» Instructions for the task: Return verbatim the run of lines that opens with the line holding "What's the underlying" and closes with the last line of the records.

╭─ Working data

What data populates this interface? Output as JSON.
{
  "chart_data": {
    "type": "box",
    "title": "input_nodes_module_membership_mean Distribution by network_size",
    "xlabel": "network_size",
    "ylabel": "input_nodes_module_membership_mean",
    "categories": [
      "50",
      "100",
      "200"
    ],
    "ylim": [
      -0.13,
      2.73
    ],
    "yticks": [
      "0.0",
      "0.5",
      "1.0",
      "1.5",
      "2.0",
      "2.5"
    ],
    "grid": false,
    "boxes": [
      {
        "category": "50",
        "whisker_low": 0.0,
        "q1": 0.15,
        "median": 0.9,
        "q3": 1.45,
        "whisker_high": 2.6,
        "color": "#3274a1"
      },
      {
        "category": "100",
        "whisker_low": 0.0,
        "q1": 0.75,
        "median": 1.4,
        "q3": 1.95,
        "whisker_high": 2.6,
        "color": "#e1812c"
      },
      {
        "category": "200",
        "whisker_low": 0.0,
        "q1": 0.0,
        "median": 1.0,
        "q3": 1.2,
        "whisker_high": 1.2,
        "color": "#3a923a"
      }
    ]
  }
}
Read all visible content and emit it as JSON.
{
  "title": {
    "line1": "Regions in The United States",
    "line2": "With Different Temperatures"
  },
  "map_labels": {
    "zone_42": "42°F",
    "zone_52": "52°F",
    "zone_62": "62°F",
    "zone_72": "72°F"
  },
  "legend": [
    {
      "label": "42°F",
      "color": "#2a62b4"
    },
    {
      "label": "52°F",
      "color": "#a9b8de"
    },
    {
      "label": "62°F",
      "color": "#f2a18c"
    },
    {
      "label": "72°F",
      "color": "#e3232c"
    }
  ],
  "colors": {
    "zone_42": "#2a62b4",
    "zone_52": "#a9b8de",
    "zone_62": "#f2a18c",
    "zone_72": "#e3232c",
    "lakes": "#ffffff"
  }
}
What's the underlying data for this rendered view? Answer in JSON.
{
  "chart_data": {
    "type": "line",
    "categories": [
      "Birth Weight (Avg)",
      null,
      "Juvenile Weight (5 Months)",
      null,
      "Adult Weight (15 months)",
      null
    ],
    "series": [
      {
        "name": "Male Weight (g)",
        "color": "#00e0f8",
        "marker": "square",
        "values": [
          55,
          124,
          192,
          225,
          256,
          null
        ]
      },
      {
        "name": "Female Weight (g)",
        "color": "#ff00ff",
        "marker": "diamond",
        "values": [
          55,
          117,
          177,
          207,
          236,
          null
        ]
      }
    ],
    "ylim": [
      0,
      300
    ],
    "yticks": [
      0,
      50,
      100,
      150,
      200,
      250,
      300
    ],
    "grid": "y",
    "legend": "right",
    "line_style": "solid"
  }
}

╰─

» Correct result:
What's the underlying data for this rendered view? Answer in JSON.
{
  "chart_data": {
    "type": "line",
    "categories": [
      "Birth Weight (Avg)",
      null,
      "Juvenile Weight (5 Months)",
      null,
      "Adult Weight (15 months)",
      null
    ],
    "series": [
      {
        "name": "Male Weight (g)",
        "color": "#00e0f8",
        "marker": "square",
        "values": [
          55,
          124,
          192,
          225,
          256,
          null
        ]
      },
      {
        "name": "Female Weight (g)",
        "color": "#ff00ff",
        "marker": "diamond",
        "values": [
          55,
          117,
          177,
          207,
          236,
          null
        ]
      }
    ],
    "ylim": [
      0,
      300
    ],
    "yticks": [
      0,
      50,
      100,
      150,
      200,
      250,
      300
    ],
    "grid": "y",
    "legend": "right",
    "line_style": "solid"
  }
}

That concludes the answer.